Listed entries

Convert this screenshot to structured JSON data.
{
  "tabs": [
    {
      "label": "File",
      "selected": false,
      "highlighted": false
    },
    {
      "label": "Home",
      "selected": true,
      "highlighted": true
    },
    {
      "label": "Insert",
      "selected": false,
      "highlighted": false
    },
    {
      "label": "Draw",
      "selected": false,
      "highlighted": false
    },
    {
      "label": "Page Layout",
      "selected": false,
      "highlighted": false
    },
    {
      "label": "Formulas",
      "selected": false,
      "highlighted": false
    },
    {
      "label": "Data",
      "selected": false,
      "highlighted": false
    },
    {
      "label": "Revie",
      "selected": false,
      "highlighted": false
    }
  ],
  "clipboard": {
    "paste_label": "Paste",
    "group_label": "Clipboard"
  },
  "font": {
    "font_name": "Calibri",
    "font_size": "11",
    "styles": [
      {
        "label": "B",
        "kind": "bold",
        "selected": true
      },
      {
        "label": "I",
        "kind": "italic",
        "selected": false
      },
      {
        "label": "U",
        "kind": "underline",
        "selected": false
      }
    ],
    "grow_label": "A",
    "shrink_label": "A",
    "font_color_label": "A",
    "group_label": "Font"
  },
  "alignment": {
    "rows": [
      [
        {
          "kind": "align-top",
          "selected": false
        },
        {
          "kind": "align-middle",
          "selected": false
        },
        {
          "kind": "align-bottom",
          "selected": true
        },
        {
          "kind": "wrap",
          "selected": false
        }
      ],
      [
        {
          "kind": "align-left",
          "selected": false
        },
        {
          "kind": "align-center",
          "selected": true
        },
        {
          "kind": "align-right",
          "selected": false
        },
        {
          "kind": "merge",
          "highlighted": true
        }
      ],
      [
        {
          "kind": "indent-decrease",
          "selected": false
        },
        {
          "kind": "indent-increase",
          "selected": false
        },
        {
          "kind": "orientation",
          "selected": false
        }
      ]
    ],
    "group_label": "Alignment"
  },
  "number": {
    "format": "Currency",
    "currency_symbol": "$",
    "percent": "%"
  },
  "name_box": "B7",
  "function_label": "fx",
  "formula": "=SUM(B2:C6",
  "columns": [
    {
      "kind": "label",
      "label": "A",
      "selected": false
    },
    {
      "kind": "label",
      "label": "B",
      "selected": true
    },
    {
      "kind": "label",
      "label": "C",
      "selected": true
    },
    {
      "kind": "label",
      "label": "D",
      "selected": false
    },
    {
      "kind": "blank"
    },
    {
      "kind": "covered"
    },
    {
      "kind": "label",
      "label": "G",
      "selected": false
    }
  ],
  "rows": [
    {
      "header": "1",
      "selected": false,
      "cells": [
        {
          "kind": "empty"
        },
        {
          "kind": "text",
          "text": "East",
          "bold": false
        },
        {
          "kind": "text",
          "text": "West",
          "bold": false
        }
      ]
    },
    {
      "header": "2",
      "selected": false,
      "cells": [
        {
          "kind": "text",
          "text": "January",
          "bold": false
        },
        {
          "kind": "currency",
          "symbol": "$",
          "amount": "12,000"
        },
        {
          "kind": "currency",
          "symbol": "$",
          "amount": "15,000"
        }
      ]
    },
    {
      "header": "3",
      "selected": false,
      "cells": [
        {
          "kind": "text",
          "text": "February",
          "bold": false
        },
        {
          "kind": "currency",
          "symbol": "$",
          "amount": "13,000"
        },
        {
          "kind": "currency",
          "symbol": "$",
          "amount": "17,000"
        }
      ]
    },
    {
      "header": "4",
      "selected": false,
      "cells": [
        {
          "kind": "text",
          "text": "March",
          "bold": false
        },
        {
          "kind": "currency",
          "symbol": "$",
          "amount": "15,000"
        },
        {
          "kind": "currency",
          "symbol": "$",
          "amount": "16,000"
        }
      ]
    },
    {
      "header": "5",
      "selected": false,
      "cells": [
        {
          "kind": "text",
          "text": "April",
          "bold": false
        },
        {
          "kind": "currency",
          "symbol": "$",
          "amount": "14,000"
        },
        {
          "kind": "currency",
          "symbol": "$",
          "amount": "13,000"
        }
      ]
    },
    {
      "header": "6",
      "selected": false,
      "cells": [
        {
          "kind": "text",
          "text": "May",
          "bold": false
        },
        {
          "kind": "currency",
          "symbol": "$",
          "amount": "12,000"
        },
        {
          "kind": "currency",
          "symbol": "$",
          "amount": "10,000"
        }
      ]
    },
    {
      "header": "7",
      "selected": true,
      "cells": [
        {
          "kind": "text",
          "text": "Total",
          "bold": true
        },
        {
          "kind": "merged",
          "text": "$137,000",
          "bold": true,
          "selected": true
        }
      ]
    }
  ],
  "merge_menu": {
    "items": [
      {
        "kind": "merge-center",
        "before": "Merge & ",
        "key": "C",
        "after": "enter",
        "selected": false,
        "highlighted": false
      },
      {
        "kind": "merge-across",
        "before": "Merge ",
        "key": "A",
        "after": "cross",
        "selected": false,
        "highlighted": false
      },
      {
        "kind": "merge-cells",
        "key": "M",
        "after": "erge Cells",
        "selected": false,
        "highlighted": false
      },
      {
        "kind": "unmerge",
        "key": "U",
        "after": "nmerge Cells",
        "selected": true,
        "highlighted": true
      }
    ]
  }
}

Prompt
Could you reproduce all of the entries exactly as they appear?

Response
Convert this screenshot to structured JSON data.
{
  "tabs": [
    {
      "label": "File",
      "selected": false,
      "highlighted": false
    },
    {
      "label": "Home",
      "selected": true,
      "highlighted": true
    },
    {
      "label": "Insert",
      "selected": false,
      "highlighted": false
    },
    {
      "label": "Draw",
      "selected": false,
      "highlighted": false
    },
    {
      "label": "Page Layout",
      "selected": false,
      "highlighted": false
    },
    {
      "label": "Formulas",
      "selected": false,
      "highlighted": false
    },
    {
      "label": "Data",
      "selected": false,
      "highlighted": false
    },
    {
      "label": "Revie",
      "selected": false,
      "highlighted": false
    }
  ],
  "clipboard": {
    "paste_label": "Paste",
    "group_label": "Clipboard"
  },
  "font": {
    "font_name": "Calibri",
    "font_size": "11",
    "styles": [
      {
        "label": "B",
        "kind": "bold",
        "selected": true
      },
      {
        "label": "I",
        "kind": "italic",
        "selected": false
      },
      {
        "label": "U",
        "kind": "underline",
        "selected": false
      }
    ],
    "grow_label": "A",
    "shrink_label": "A",
    "font_color_label": "A",
    "group_label": "Font"
  },
  "alignment": {
    "rows": [
      [
        {
          "kind": "align-top",
          "selected": false
        },
        {
          "kind": "align-middle",
          "selected": false
        },
        {
          "kind": "align-bottom",
          "selected": true
        },
        {
          "kind": "wrap",
          "selected": false
        }
      ],
      [
        {
          "kind": "align-left",
          "selected": false
        },
        {
          "kind": "align-center",
          "selected": true
        },
        {
          "kind": "align-right",
          "selected": false
        },
        {
          "kind": "merge",
          "highlighted": true
        }
      ],
      [
        {
          "kind": "indent-decrease",
          "selected": false
        },
        {
          "kind": "indent-increase",
          "selected": false
        },
        {
          "kind": "orientation",
          "selected": false
        }
      ]
    ],
    "group_label": "Alignment"
  },
  "number": {
    "format": "Currency",
    "currency_symbol": "$",
    "percent": "%"
  },
  "name_box": "B7",
  "function_label": "fx",
  "formula": "=SUM(B2:C6",
  "columns": [
    {
      "kind": "label",
      "label": "A",
      "selected": false
    },
    {
      "kind": "label",
      "label": "B",
      "selected": true
    },
    {
      "kind": "label",
      "label": "C",
      "selected": true
    },
    {
      "kind": "label",
      "label": "D",
      "selected": false
    },
    {
      "kind": "blank"
    },
    {
      "kind": "covered"
    },
    {
      "kind": "label",
      "label": "G",
      "selected": false
    }
  ],
  "rows": [
    {
      "header": "1",
      "selected": false,
      "cells": [
        {
          "kind": "empty"
        },
        {
          "kind": "text",
          "text": "East",
          "bold": false
        },
        {
          "kind": "text",
          "text": "West",
          "bold": false
        }
      ]
    },
    {
      "header": "2",
      "selected": false,
      "cells": [
        {
          "kind": "text",
          "text": "January",
          "bold": false
        },
        {
          "kind": "currency",
          "symbol": "$",
          "amount": "12,000"
        },
        {
          "kind": "currency",
          "symbol": "$",
          "amount": "15,000"
        }
      ]
    },
    {
      "header": "3",
      "selected": false,
      "cells": [
        {
          "kind": "text",
          "text": "February",
          "bold": false
        },
        {
          "kind": "currency",
          "symbol": "$",
          "amount": "13,000"
        },
        {
          "kind": "currency",
          "symbol": "$",
          "amount": "17,000"
        }
      ]
    },
    {
      "header": "4",
      "selected": false,
      "cells": [
        {
          "kind": "text",
          "text": "March",
          "bold": false
        },
        {
          "kind": "currency",
          "symbol": "$",
          "amount": "15,000"
        },
        {
          "kind": "currency",
          "symbol": "$",
          "amount": "16,000"
        }
      ]
    },
    {
      "header": "5",
      "selected": false,
      "cells": [
        {
          "kind": "text",
          "text": "April",
          "bold": false
        },
        {
          "kind": "currency",
          "symbol": "$",
          "amount": "14,000"
        },
        {
          "kind": "currency",
          "symbol": "$",
          "amount": "13,000"
        }
      ]
    },
    {
      "header": "6",
      "selected": false,
      "cells": [
        {
          "kind": "text",
          "text": "May",
          "bold": false
        },
        {
          "kind": "currency",
          "symbol": "$",
          "amount": "12,000"
        },
        {
          "kind": "currency",
          "symbol": "$",
          "amount": "10,000"
        }
      ]
    },
    {
      "header": "7",
      "selected": true,
      "cells": [
        {
          "kind": "text",
          "text": "Total",
          "bold": true
        },
        {
          "kind": "merged",
          "text": "$137,000",
          "bold": true,
          "selected": true
        }
      ]
    }
  ],
  "merge_menu": {
    "items": [
      {
        "kind": "merge-center",
        "before": "Merge & ",
        "key": "C",
        "after": "enter",
        "selected": false,
        "highlighted": false
      },
      {
        "kind": "merge-across",
        "before": "Merge ",
        "key": "A",
        "after": "cross",
        "selected": false,
        "highlighted": false
      },
      {
        "kind": "merge-cells",
        "key": "M",
        "after": "erge Cells",
        "selected": false,
        "highlighted": false
      },
      {
        "kind": "unmerge",
        "key": "U",
        "after": "nmerge Cells",
        "selected": true,
        "highlighted": true
      }
    ]
  }
}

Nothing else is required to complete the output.